WORK INSTRUCTIONS :: Locate the string "rmse" throughout the material and copy every line in which it occurs.

PROVIDED ENTRIES ::
* * * * *

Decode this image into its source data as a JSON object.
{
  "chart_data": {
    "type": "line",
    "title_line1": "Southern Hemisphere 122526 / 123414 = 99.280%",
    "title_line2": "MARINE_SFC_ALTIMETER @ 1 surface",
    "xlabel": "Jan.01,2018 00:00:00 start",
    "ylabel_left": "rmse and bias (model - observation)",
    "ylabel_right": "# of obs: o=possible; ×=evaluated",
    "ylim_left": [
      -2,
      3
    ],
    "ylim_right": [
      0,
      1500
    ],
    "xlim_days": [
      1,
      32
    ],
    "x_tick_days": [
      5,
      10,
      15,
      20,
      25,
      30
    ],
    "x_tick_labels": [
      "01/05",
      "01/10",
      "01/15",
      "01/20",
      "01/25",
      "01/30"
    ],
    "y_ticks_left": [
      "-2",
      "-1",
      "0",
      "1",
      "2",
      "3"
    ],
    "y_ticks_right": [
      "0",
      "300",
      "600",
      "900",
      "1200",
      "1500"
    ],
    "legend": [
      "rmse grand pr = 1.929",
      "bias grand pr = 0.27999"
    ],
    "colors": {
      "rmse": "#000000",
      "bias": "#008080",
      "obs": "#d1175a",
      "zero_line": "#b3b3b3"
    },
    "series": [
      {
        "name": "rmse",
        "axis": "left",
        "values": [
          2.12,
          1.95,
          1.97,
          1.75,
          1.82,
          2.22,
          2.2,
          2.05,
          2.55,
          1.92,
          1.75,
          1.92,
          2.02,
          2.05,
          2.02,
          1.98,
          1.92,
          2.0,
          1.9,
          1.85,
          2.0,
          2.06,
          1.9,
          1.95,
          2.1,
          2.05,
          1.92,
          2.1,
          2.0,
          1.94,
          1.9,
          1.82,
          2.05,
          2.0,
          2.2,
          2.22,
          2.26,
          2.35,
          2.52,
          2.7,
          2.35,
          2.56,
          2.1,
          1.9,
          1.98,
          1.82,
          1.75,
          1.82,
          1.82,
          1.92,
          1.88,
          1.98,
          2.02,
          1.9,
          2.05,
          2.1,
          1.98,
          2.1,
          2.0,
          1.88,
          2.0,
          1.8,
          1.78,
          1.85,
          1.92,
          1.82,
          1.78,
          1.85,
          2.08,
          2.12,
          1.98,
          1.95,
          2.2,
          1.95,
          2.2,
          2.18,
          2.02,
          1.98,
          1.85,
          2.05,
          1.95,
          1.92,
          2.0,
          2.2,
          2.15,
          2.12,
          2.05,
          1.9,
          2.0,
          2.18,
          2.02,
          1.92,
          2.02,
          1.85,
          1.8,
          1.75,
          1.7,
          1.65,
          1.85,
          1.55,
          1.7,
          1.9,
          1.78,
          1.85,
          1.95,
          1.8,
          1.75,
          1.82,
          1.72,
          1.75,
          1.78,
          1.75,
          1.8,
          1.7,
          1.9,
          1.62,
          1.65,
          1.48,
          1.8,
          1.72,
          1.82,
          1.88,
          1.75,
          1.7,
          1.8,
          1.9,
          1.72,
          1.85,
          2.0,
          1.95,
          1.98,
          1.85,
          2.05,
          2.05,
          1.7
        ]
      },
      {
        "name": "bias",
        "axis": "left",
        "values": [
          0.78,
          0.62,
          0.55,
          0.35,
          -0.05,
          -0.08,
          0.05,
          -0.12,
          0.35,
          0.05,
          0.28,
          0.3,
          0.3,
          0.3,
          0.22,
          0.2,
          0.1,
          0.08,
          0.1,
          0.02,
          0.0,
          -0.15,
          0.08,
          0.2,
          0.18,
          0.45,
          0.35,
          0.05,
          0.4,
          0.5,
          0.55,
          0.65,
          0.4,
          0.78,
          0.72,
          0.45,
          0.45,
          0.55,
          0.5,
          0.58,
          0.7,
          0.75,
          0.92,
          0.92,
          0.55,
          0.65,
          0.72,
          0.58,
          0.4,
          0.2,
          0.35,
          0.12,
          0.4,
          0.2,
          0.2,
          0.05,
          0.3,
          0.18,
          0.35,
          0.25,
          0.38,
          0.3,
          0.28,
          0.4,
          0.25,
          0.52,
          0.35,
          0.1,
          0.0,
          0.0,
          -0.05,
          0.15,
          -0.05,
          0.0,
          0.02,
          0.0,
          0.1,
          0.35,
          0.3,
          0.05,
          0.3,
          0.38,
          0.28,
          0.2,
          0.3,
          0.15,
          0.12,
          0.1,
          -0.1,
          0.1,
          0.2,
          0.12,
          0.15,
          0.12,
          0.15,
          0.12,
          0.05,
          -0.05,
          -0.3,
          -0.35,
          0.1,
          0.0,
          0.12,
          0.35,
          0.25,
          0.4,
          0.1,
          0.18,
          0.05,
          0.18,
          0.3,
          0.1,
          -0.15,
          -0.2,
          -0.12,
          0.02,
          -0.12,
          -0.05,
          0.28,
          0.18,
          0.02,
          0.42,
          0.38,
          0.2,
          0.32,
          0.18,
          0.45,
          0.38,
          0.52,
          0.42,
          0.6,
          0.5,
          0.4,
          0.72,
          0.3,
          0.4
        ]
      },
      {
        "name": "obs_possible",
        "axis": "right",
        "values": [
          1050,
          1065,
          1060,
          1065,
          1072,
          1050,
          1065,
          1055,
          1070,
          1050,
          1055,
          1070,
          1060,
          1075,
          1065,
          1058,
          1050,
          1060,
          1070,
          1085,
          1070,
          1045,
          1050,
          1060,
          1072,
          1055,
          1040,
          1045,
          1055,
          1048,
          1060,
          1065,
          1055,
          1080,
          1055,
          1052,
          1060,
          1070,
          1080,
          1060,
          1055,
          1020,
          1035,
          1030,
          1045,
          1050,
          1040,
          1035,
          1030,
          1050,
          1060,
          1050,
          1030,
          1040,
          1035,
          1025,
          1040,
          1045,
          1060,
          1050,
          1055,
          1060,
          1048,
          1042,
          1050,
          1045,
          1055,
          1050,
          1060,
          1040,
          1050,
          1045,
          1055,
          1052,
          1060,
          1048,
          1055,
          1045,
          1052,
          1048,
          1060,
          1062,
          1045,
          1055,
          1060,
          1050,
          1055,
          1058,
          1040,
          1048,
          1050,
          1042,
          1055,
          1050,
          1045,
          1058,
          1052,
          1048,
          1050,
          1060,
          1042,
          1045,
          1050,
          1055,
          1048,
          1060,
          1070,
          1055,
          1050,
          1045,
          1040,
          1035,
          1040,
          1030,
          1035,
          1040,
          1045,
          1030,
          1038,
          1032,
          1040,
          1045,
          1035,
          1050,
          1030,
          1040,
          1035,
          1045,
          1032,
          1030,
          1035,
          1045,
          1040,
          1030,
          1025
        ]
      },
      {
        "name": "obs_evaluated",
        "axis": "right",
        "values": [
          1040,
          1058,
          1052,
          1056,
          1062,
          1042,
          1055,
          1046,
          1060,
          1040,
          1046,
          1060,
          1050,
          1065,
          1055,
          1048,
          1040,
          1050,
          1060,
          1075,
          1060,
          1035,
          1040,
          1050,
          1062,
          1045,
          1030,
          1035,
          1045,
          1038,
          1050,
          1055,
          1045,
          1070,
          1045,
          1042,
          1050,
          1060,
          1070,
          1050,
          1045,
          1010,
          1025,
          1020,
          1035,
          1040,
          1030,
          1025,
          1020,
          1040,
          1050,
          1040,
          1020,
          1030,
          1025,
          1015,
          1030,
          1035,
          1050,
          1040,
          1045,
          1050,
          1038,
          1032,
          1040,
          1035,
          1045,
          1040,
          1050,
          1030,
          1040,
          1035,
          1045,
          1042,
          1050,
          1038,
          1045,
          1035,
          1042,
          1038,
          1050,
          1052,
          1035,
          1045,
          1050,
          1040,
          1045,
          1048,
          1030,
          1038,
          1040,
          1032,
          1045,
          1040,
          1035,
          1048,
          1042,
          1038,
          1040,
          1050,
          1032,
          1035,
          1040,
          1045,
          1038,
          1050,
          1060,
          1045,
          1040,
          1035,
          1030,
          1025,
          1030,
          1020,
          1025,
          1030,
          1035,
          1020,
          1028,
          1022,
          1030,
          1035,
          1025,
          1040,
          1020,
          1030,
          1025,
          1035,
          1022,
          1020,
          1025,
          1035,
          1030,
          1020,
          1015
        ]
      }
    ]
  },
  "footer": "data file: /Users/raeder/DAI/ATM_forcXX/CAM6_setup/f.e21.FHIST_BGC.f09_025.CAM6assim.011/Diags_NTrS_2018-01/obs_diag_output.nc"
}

* * * * *

WRITTEN RESPONSE ::
    "ylabel_left": "rmse and bias (model - observation)",
      "rmse grand pr = 1.929",
      "rmse": "#000000",
        "name": "rmse",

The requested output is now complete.